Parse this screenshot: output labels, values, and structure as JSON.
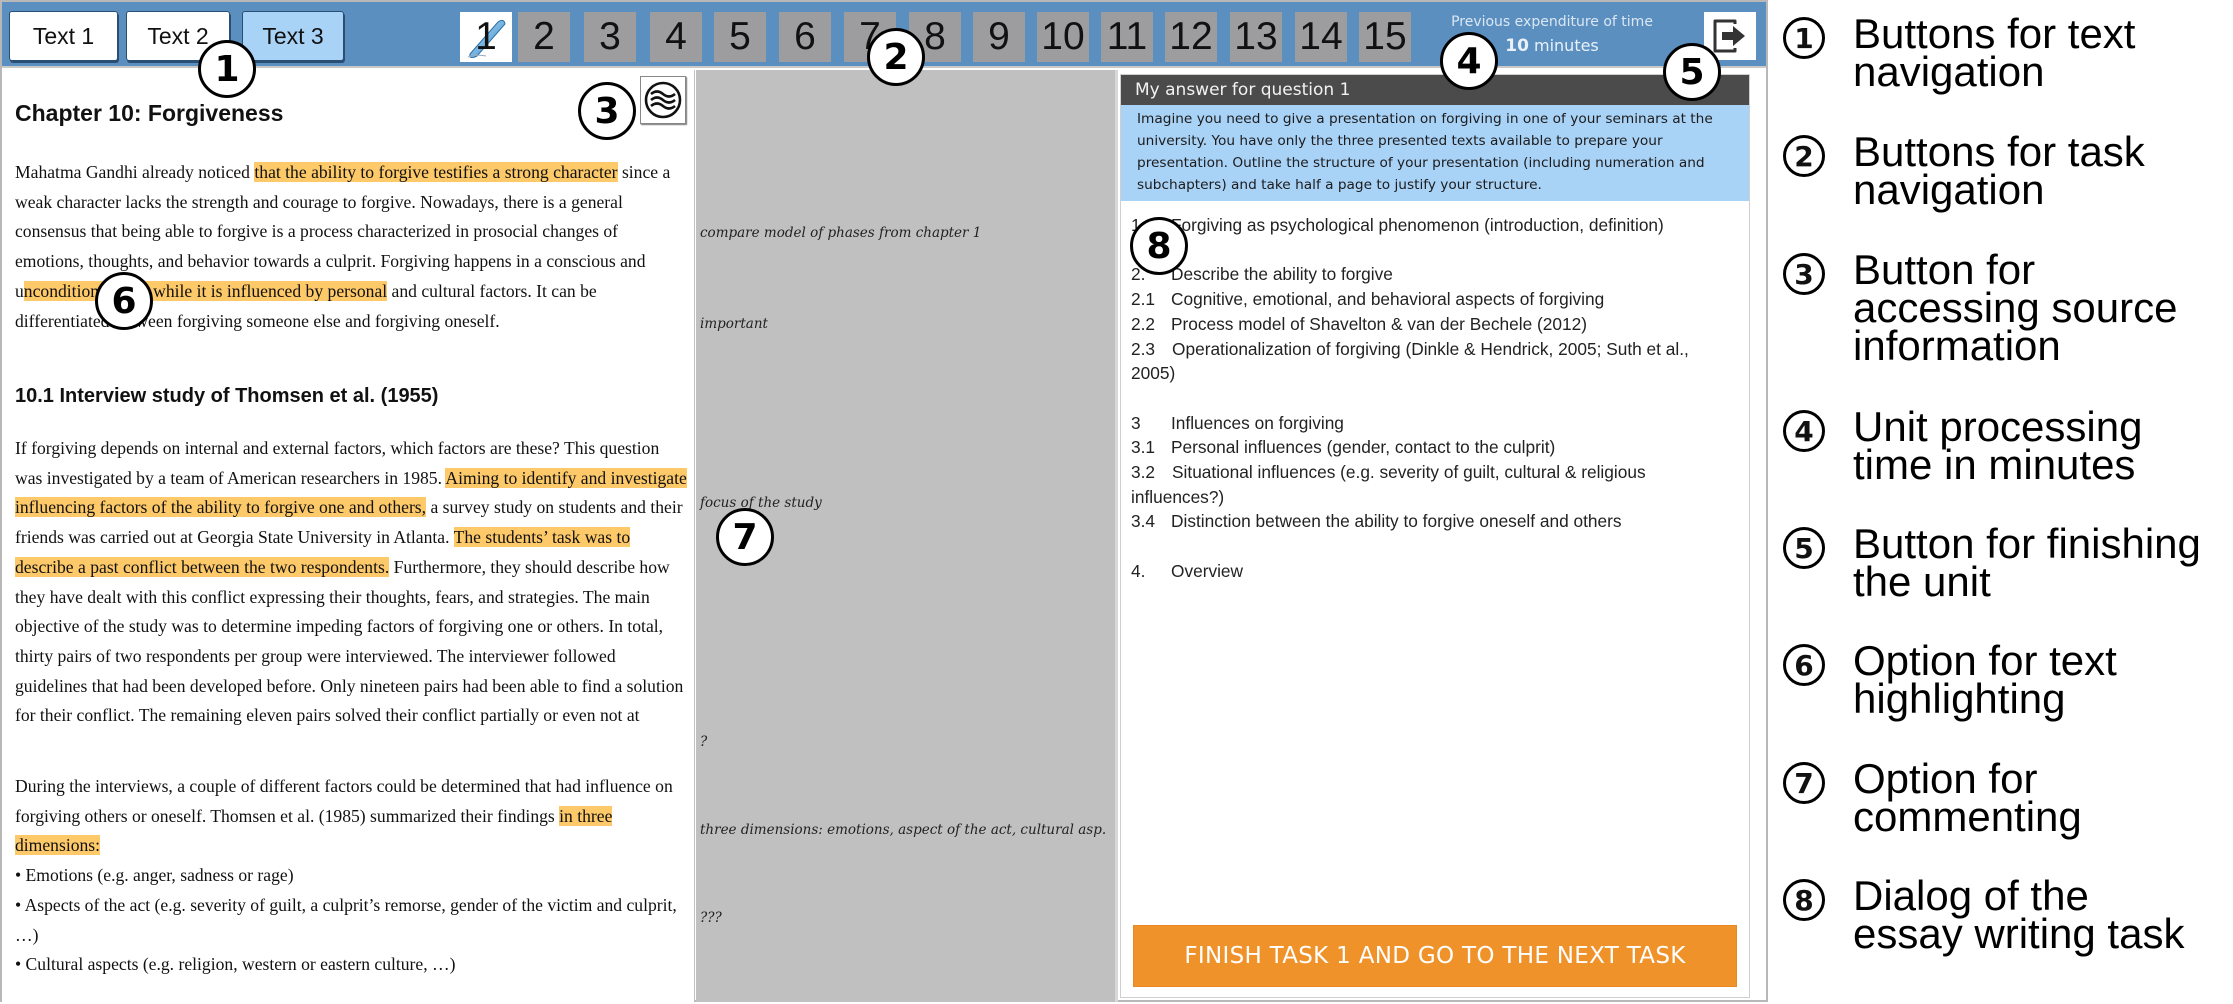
{
  "toolbar": {
    "text_tabs": [
      {
        "label": "Text 1",
        "active": false
      },
      {
        "label": "Text 2",
        "active": false
      },
      {
        "label": "Text 3",
        "active": true
      }
    ],
    "task_buttons": [
      "1",
      "2",
      "3",
      "4",
      "5",
      "6",
      "7",
      "8",
      "9",
      "10",
      "11",
      "12",
      "13",
      "14",
      "15"
    ],
    "current_task": "1",
    "time": {
      "label": "Previous expenditure of time",
      "value": "10",
      "unit": "minutes"
    },
    "finish_unit_icon": "exit-arrow-icon"
  },
  "text_panel": {
    "chapter_title": "Chapter 10: Forgiveness",
    "source_button_icon": "waves-in-circle-icon",
    "para1": {
      "a": "Mahatma Gandhi already noticed ",
      "h1": "that the ability to forgive testifies a strong character",
      "b": " since a weak character lacks the strength and courage to forgive. Nowadays, there is a general consensus that being able to forgive is a process characterized in prosocial changes of emotions, thoughts, and behavior towards a culprit. Forgiving happens in a conscious and u",
      "h2": "nconditional way, while it is influenced by personal",
      "c": " and cultural factors. It can be differentiated between forgiving someone else and forgiving oneself."
    },
    "subchapter_title": "10.1 Interview study of Thomsen et al. (1955)",
    "para2": {
      "a": "If forgiving depends on internal and external factors, which factors are these? This question was investigated by a team of American researchers in 1985. ",
      "h1": "Aiming to identify and investigate influencing factors of the ability to forgive one and others,",
      "b": " a survey study on students and their friends was carried out at Georgia State University in Atlanta. ",
      "h2": "The students’ task was to describe a past conflict between the two respondents.",
      "c": " Furthermore, they should describe how they have dealt with this conflict expressing their thoughts, fears, and strategies. The main objective of the study was to determine impeding factors of forgiving one or others. In total, thirty pairs of two respondents per group were interviewed. The interviewer followed guidelines that had been developed before. Only nineteen pairs had been able to find a solution for their conflict. The remaining eleven pairs solved their conflict partially or even not at"
    },
    "para3": {
      "a": "During the interviews, a couple of different factors could be determined that had influence on forgiving others or oneself. Thomsen et al. (1985) summarized their findings ",
      "h1": "in three dimensions:",
      "bullets": [
        "• Emotions (e.g. anger, sadness or rage)",
        "• Aspects of the act (e.g. severity of guilt, a culprit’s remorse, gender of the victim and culprit, …)",
        "• Cultural aspects (e.g. religion, western or eastern culture, …)"
      ]
    },
    "highlight_color": "#fdc969"
  },
  "comments": [
    "compare model of phases from chapter 1",
    "important",
    "focus of the study",
    "?",
    "three dimensions: emotions, aspect of the act, cultural asp.",
    "???"
  ],
  "essay": {
    "header": "My answer for question 1",
    "prompt": "Imagine you need to give a presentation on forgiving in one of your seminars at the university. You have only the three presented texts available to prepare your presentation. Outline the structure of your presentation (including numeration and subchapters) and take half a page to justify your structure.",
    "outline": [
      {
        "n": "1.",
        "t": "Forgiving as psychological phenomenon (introduction, definition)"
      },
      {
        "gap": true
      },
      {
        "n": "2.",
        "t": "Describe the ability to forgive"
      },
      {
        "n": "2.1",
        "t": "Cognitive, emotional, and behavioral aspects of forgiving"
      },
      {
        "n": "2.2",
        "t": "Process model of Shavelton & van der Bechele (2012)"
      },
      {
        "n": "2.3",
        "t": "Operationalization of forgiving (Dinkle & Hendrick, 2005; Suth et al., 2005)",
        "wrap": true
      },
      {
        "gap": true
      },
      {
        "n": "3",
        "t": "Influences on forgiving"
      },
      {
        "n": "3.1",
        "t": "Personal influences (gender, contact to the culprit)"
      },
      {
        "n": "3.2",
        "t": "Situational influences (e.g. severity of guilt, cultural & religious influences?)",
        "wrap": true
      },
      {
        "n": "3.4",
        "t": "Distinction between the ability to forgive oneself and others"
      },
      {
        "gap": true
      },
      {
        "n": "4.",
        "t": "Overview"
      }
    ],
    "finish_button": "FINISH TASK 1 AND GO TO THE NEXT TASK",
    "finish_color": "#f0922a"
  },
  "callouts": [
    "1",
    "2",
    "3",
    "4",
    "5",
    "6",
    "7",
    "8"
  ],
  "legend": [
    {
      "num": "1",
      "text": "Buttons for text\nnavigation"
    },
    {
      "num": "2",
      "text": "Buttons for task\nnavigation"
    },
    {
      "num": "3",
      "text": "Button for\naccessing source\ninformation"
    },
    {
      "num": "4",
      "text": "Unit processing\ntime in minutes"
    },
    {
      "num": "5",
      "text": "Button for finishing\nthe unit"
    },
    {
      "num": "6",
      "text": "Option for text\nhighlighting"
    },
    {
      "num": "7",
      "text": "Option for\ncommenting"
    },
    {
      "num": "8",
      "text": "Dialog of the\nessay  writing task"
    }
  ],
  "colors": {
    "toolbar": "#5b8fbf",
    "active_tab": "#a9d2f7",
    "task_button": "#9d9c9f",
    "comment_column": "#c0c0c0",
    "essay_header": "#4b4b4b"
  }
}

****

REQUIREMENTS -
Each line of the material must be retyped exactly, except that images are omitted.

RESPONSE TO THIS TASK -
Parse this screenshot: output labels, values, and structure as JSON.
{
  "toolbar": {
    "text_tabs": [
      {
        "label": "Text 1",
        "active": false
      },
      {
        "label": "Text 2",
        "active": false
      },
      {
        "label": "Text 3",
        "active": true
      }
    ],
    "task_buttons": [
      "1",
      "2",
      "3",
      "4",
      "5",
      "6",
      "7",
      "8",
      "9",
      "10",
      "11",
      "12",
      "13",
      "14",
      "15"
    ],
    "current_task": "1",
    "time": {
      "label": "Previous expenditure of time",
      "value": "10",
      "unit": "minutes"
    },
    "finish_unit_icon": "exit-arrow-icon"
  },
  "text_panel": {
    "chapter_title": "Chapter 10: Forgiveness",
    "source_button_icon": "waves-in-circle-icon",
    "para1": {
      "a": "Mahatma Gandhi already noticed ",
      "h1": "that the ability to forgive testifies a strong character",
      "b": " since a weak character lacks the strength and courage to forgive. Nowadays, there is a general consensus that being able to forgive is a process characterized in prosocial changes of emotions, thoughts, and behavior towards a culprit. Forgiving happens in a conscious and u",
      "h2": "nconditional way, while it is influenced by personal",
      "c": " and cultural factors. It can be differentiated between forgiving someone else and forgiving oneself."
    },
    "subchapter_title": "10.1 Interview study of Thomsen et al. (1955)",
    "para2": {
      "a": "If forgiving depends on internal and external factors, which factors are these? This question was investigated by a team of American researchers in 1985. ",
      "h1": "Aiming to identify and investigate influencing factors of the ability to forgive one and others,",
      "b": " a survey study on students and their friends was carried out at Georgia State University in Atlanta. ",
      "h2": "The students’ task was to describe a past conflict between the two respondents.",
      "c": " Furthermore, they should describe how they have dealt with this conflict expressing their thoughts, fears, and strategies. The main objective of the study was to determine impeding factors of forgiving one or others. In total, thirty pairs of two respondents per group were interviewed. The interviewer followed guidelines that had been developed before. Only nineteen pairs had been able to find a solution for their conflict. The remaining eleven pairs solved their conflict partially or even not at"
    },
    "para3": {
      "a": "During the interviews, a couple of different factors could be determined that had influence on forgiving others or oneself. Thomsen et al. (1985) summarized their findings ",
      "h1": "in three dimensions:",
      "bullets": [
        "• Emotions (e.g. anger, sadness or rage)",
        "• Aspects of the act (e.g. severity of guilt, a culprit’s remorse, gender of the victim and culprit, …)",
        "• Cultural aspects (e.g. religion, western or eastern culture, …)"
      ]
    },
    "highlight_color": "#fdc969"
  },
  "comments": [
    "compare model of phases from chapter 1",
    "important",
    "focus of the study",
    "?",
    "three dimensions: emotions, aspect of the act, cultural asp.",
    "???"
  ],
  "essay": {
    "header": "My answer for question 1",
    "prompt": "Imagine you need to give a presentation on forgiving in one of your seminars at the university. You have only the three presented texts available to prepare your presentation. Outline the structure of your presentation (including numeration and subchapters) and take half a page to justify your structure.",
    "outline": [
      {
        "n": "1.",
        "t": "Forgiving as psychological phenomenon (introduction, definition)"
      },
      {
        "gap": true
      },
      {
        "n": "2.",
        "t": "Describe the ability to forgive"
      },
      {
        "n": "2.1",
        "t": "Cognitive, emotional, and behavioral aspects of forgiving"
      },
      {
        "n": "2.2",
        "t": "Process model of Shavelton & van der Bechele (2012)"
      },
      {
        "n": "2.3",
        "t": "Operationalization of forgiving (Dinkle & Hendrick, 2005; Suth et al., 2005)",
        "wrap": true
      },
      {
        "gap": true
      },
      {
        "n": "3",
        "t": "Influences on forgiving"
      },
      {
        "n": "3.1",
        "t": "Personal influences (gender, contact to the culprit)"
      },
      {
        "n": "3.2",
        "t": "Situational influences (e.g. severity of guilt, cultural & religious influences?)",
        "wrap": true
      },
      {
        "n": "3.4",
        "t": "Distinction between the ability to forgive oneself and others"
      },
      {
        "gap": true
      },
      {
        "n": "4.",
        "t": "Overview"
      }
    ],
    "finish_button": "FINISH TASK 1 AND GO TO THE NEXT TASK",
    "finish_color": "#f0922a"
  },
  "callouts": [
    "1",
    "2",
    "3",
    "4",
    "5",
    "6",
    "7",
    "8"
  ],
  "legend": [
    {
      "num": "1",
      "text": "Buttons for text\nnavigation"
    },
    {
      "num": "2",
      "text": "Buttons for task\nnavigation"
    },
    {
      "num": "3",
      "text": "Button for\naccessing source\ninformation"
    },
    {
      "num": "4",
      "text": "Unit processing\ntime in minutes"
    },
    {
      "num": "5",
      "text": "Button for finishing\nthe unit"
    },
    {
      "num": "6",
      "text": "Option for text\nhighlighting"
    },
    {
      "num": "7",
      "text": "Option for\ncommenting"
    },
    {
      "num": "8",
      "text": "Dialog of the\nessay  writing task"
    }
  ],
  "colors": {
    "toolbar": "#5b8fbf",
    "active_tab": "#a9d2f7",
    "task_button": "#9d9c9f",
    "comment_column": "#c0c0c0",
    "essay_header": "#4b4b4b"
  }
}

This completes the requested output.